PROVIDED PASSAGE:
* Start *
On Tue, Jan 07, 2025 at 06:17:06PM +0100, Jesper Dangaard Brouer wrote:
> Awesome work! - some questions below
> 
> On 07/01/2025 16.29, Alexander Lobakin wrote:
> > Several months ago, I had been looking through my old XDP hints tree[0]
> > to check whether some patches not directly related to hints can be sent
> > standalone. Roughly at the same time, Daniel appeared and asked[1] about
> > GRO for cpumap from that tree.
> > 
> > Currently, cpumap uses its own kthread which processes cpumap-redirected
> > frames by batches of 8, without any weighting (but with rescheduling
> > points). The resulting skbs get passed to the stack via
> > netif_receive_skb_list(), which means no GRO happens.
> > Even though we can't currently pass checksum status from the drivers,
> > in many cases GRO performs better than the listified Rx without the
> > aggregation, confirmed by tests.
* End *
DATA LINES:
* Start *
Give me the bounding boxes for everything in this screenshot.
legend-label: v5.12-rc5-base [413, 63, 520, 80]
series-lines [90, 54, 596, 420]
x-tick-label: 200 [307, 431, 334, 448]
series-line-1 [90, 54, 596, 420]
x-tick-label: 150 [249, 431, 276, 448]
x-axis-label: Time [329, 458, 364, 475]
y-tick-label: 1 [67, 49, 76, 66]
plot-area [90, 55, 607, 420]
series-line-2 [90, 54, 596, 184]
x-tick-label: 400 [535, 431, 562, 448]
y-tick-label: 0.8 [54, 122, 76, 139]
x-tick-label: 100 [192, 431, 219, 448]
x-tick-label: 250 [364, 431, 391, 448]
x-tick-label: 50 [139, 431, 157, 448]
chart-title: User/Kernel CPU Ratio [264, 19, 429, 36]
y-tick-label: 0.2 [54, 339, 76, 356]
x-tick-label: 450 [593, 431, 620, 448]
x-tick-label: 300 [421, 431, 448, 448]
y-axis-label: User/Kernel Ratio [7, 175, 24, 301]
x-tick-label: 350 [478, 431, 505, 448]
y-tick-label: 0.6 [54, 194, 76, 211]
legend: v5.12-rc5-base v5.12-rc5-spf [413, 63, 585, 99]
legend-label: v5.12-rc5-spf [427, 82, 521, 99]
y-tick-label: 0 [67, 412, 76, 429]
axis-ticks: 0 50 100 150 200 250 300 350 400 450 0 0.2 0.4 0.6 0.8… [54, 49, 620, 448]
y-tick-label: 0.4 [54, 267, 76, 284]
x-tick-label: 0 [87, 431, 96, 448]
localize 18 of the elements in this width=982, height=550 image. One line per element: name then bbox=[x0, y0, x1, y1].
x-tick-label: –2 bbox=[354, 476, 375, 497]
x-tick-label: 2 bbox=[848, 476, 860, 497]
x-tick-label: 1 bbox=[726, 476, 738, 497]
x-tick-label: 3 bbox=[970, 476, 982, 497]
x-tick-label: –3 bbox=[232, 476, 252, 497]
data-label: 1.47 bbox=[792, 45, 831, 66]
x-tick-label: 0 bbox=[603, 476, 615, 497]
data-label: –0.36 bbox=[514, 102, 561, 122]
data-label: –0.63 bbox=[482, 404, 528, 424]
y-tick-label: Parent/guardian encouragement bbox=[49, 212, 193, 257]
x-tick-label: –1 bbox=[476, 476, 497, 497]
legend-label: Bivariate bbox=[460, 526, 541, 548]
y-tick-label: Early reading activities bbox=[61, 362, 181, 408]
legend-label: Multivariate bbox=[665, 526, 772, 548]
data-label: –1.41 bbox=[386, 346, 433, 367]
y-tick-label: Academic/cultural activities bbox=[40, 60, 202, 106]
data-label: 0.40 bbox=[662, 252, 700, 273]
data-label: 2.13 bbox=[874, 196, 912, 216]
* End *
TASKS:
1. From the mailing-list message about GRO for cpumap, write out the part that opens with the words containing "On Tue, Jan" and closes with "no GRO happens.".
2. In the mailing-list message about GRO for cpumap, how many cpumap-redirected frames does the cpumap kthread process in each batch?
3. Carry on the mailing-list message about GRO for cpumap, starting after its last sentence.

RESPONSES PER TASK:
1.
On Tue, Jan 07, 2025 at 06:17:06PM +0100, Jesper Dangaard Brouer wrote:
> Awesome work! - some questions below
> 
> On 07/01/2025 16.29, Alexander Lobakin wrote:
> > Several months ago, I had been looking through my old XDP hints tree[0]
> > to check whether some patches not directly related to hints can be sent
> > standalone. Roughly at the same time, Daniel appeared and asked[1] about
> > GRO for cpumap from that tree.
> > 
> > Currently, cpumap uses its own kthread which processes cpumap-redirected
> > frames by batches of 8, without any weighting (but with rescheduling
> > points). The resulting skbs get passed to the stack via
> > netif_receive_skb_list(), which means no GRO happens.

2. 8

3.
> > 
> > In order to enable GRO in cpumap, we need to do the following:
> > 
> > * patches 1-2: decouple the GRO struct from the NAPI struct and allow
> >    using it out of a NAPI entity within the kernel core code;
> > * patch 3: switch cpumap from netif_receive_skb_list() to
> >    gro_receive_skb().
> > 
> > Additional improvements:
> > 
> > * patch 4: optimize XDP_PASS in cpumap by using arrays instead of linked
> >    lists;
> > * patch 5-6: introduce and use function do get skbs from the NAPI percpu
> >    caches by bulks, not one at a time;
> > * patch 7-8: use that function in veth as well and remove the one that
> >    was now superseded by it.
> > 
> > My trafficgen UDP GRO tests, small frame sizes:
> > 
> 
> How does your trafficgen UDP test manage to get UDP GRO working?
> (Perhaps you can share test?)
> 
> What is the "small frame" size being used?
> 
> Is the UDP benchmark avoiding (re)calculating the RX checksum?
> (via setting UDP csum to zero)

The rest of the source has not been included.